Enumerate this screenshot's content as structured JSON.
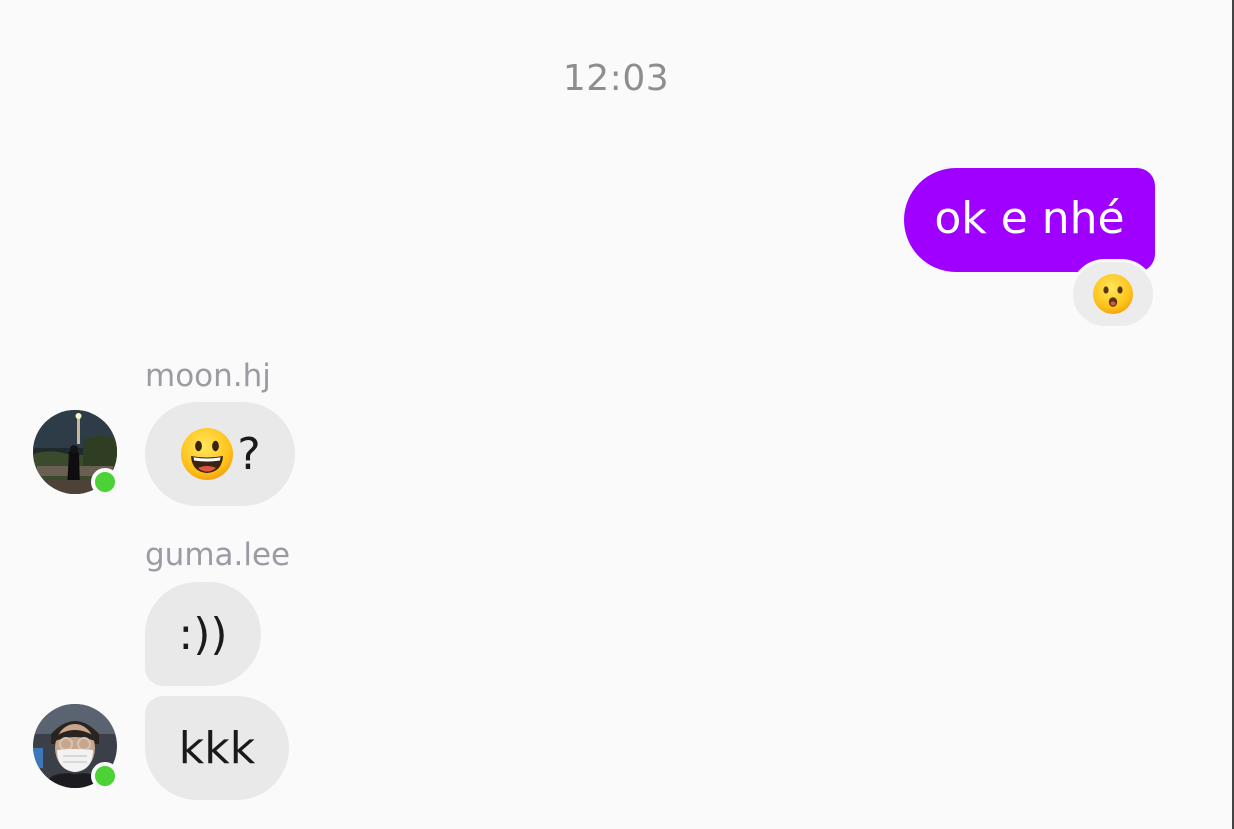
{
  "conversation": {
    "timestamp": "12:03",
    "messages": [
      {
        "direction": "outgoing",
        "text": "ok e nhé",
        "reaction": "hushed-face-emoji"
      },
      {
        "direction": "incoming",
        "sender": "moon.hj",
        "content_emoji": "grinning-face-emoji",
        "text": "?"
      },
      {
        "direction": "incoming",
        "sender": "guma.lee",
        "text": ":))"
      },
      {
        "direction": "incoming",
        "text": "kkk"
      }
    ]
  },
  "colors": {
    "outgoing_bubble": "#a000ff",
    "incoming_bubble": "#e9e9e9",
    "online_indicator": "#4cd137",
    "timestamp_text": "#8e8e8e",
    "sender_text": "#9b9ba3"
  }
}
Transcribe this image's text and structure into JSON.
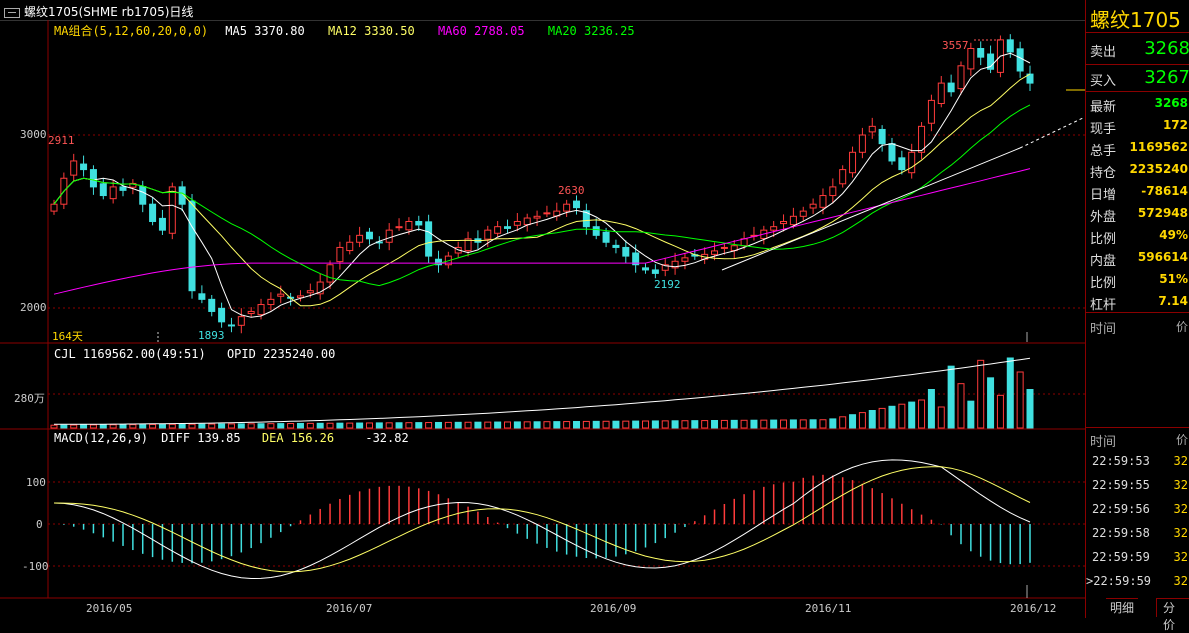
****************
- _What the task asks_:
Transcribe the full listing character for character. Pictures are excluded.

- _Completed exercise_:
Enumerate this screenshot's content as structured JSON.
{
  "conversation": {
    "timestamp": "12:03",
    "messages": [
      {
        "direction": "outgoing",
        "text": "ok e nhé",
        "reaction": "hushed-face-emoji"
      },
      {
        "direction": "incoming",
        "sender": "moon.hj",
        "content_emoji": "grinning-face-emoji",
        "text": "?"
      },
      {
        "direction": "incoming",
        "sender": "guma.lee",
        "text": ":))"
      },
      {
        "direction": "incoming",
        "text": "kkk"
      }
    ]
  },
  "colors": {
    "outgoing_bubble": "#a000ff",
    "incoming_bubble": "#e9e9e9",
    "online_indicator": "#4cd137",
    "timestamp_text": "#8e8e8e",
    "sender_text": "#9b9ba3"
  }
}
Transcribe this image's text and structure into JSON.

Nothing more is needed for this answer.